- [TASK REQUIREMENTS]
Report only the number of lines in the records that contain the word "details".

Collected data:
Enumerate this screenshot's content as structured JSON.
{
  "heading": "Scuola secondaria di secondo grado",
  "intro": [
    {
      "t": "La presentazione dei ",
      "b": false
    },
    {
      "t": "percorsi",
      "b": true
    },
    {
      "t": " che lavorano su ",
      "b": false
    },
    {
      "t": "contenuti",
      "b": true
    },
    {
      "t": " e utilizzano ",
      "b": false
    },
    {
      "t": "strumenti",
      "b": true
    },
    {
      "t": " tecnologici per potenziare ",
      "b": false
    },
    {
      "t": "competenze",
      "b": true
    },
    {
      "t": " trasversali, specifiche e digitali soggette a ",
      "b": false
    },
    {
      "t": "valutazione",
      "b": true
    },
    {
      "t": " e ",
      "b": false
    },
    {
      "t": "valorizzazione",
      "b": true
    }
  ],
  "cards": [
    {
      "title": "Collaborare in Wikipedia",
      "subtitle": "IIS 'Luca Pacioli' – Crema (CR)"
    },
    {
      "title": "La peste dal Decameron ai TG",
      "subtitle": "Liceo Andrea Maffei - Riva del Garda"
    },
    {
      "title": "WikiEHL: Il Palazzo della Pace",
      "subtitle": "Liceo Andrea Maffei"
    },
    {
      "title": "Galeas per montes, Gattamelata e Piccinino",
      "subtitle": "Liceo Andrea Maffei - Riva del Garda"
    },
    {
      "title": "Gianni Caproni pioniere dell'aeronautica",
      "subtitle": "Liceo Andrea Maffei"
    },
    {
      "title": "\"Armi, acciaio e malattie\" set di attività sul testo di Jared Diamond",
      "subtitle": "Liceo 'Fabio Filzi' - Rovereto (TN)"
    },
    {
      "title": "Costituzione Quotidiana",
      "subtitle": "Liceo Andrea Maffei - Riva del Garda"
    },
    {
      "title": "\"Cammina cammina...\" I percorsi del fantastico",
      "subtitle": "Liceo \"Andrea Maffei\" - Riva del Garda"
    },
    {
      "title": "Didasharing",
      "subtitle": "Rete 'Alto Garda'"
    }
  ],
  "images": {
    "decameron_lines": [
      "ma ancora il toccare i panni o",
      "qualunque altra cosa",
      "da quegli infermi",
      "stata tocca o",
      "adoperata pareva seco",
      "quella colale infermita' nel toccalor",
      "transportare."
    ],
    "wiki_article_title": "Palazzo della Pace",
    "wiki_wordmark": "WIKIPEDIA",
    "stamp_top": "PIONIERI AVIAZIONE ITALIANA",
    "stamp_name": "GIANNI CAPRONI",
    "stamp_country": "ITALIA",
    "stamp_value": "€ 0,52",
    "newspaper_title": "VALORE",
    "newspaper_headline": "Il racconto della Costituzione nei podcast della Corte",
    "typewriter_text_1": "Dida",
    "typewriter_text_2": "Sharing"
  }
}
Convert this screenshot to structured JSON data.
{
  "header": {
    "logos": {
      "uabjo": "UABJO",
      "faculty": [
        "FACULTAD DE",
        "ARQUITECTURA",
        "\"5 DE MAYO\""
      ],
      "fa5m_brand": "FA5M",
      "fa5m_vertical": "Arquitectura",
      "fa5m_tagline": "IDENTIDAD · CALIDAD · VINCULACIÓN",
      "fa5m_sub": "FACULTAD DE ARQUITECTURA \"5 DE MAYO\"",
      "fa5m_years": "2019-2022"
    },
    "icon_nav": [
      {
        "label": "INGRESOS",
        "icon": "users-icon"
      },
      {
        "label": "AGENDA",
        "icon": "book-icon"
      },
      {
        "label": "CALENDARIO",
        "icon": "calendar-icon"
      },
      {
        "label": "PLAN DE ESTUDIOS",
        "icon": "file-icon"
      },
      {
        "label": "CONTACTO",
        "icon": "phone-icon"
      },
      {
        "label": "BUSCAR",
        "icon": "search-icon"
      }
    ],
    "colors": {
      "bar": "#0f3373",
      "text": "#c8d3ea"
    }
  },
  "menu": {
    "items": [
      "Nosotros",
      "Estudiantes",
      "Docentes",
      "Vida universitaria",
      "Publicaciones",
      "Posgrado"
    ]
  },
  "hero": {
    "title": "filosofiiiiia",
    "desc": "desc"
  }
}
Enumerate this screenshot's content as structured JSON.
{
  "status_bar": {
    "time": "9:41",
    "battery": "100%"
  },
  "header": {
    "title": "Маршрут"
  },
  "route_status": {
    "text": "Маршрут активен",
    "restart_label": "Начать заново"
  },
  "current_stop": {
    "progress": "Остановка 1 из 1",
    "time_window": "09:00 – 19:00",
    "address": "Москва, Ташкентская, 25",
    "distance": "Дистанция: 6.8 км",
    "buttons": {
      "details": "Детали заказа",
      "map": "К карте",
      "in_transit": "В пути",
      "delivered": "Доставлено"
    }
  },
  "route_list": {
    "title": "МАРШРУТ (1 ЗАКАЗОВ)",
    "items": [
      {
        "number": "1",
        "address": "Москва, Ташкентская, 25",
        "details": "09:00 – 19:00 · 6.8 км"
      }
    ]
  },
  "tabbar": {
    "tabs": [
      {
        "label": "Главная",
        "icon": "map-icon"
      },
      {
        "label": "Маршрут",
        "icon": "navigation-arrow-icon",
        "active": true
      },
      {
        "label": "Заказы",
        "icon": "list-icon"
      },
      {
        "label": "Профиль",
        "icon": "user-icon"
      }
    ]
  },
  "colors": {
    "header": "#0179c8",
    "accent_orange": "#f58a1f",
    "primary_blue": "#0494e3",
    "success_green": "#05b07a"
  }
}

- [SOLUTION]
2